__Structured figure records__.
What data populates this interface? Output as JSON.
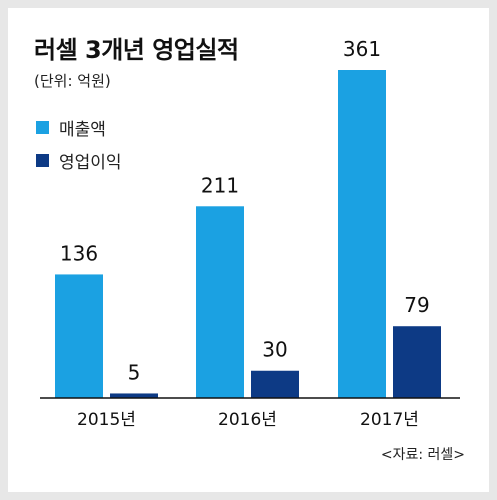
{
  "chart_data": {
    "type": "bar",
    "title": "러셀 3개년 영업실적",
    "unit_label": "(단위: 억원)",
    "source": "<자료: 러셀>",
    "categories": [
      "2015년",
      "2016년",
      "2017년"
    ],
    "series": [
      {
        "name": "매출액",
        "values": [
          136,
          211,
          361
        ],
        "color": "#1ba1e2"
      },
      {
        "name": "영업이익",
        "values": [
          5,
          30,
          79
        ],
        "color": "#0d3a85"
      }
    ],
    "data_labels": [
      [
        "136",
        "211",
        "361"
      ],
      [
        "5",
        "30",
        "79"
      ]
    ],
    "ylim": [
      0,
      361
    ],
    "grid": false,
    "legend_position": "top-left",
    "axis_color": "#111111"
  }
}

__WORK TO BE COMPLETED__. Each record above should come back exactly the same, only without its pictures.

__RESPONSE BELOW__.
What data populates this interface? Output as JSON.
{
  "chart_data": {
    "type": "bar",
    "title": "러셀 3개년 영업실적",
    "unit_label": "(단위: 억원)",
    "source": "<자료: 러셀>",
    "categories": [
      "2015년",
      "2016년",
      "2017년"
    ],
    "series": [
      {
        "name": "매출액",
        "values": [
          136,
          211,
          361
        ],
        "color": "#1ba1e2"
      },
      {
        "name": "영업이익",
        "values": [
          5,
          30,
          79
        ],
        "color": "#0d3a85"
      }
    ],
    "data_labels": [
      [
        "136",
        "211",
        "361"
      ],
      [
        "5",
        "30",
        "79"
      ]
    ],
    "ylim": [
      0,
      361
    ],
    "grid": false,
    "legend_position": "top-left",
    "axis_color": "#111111"
  }
}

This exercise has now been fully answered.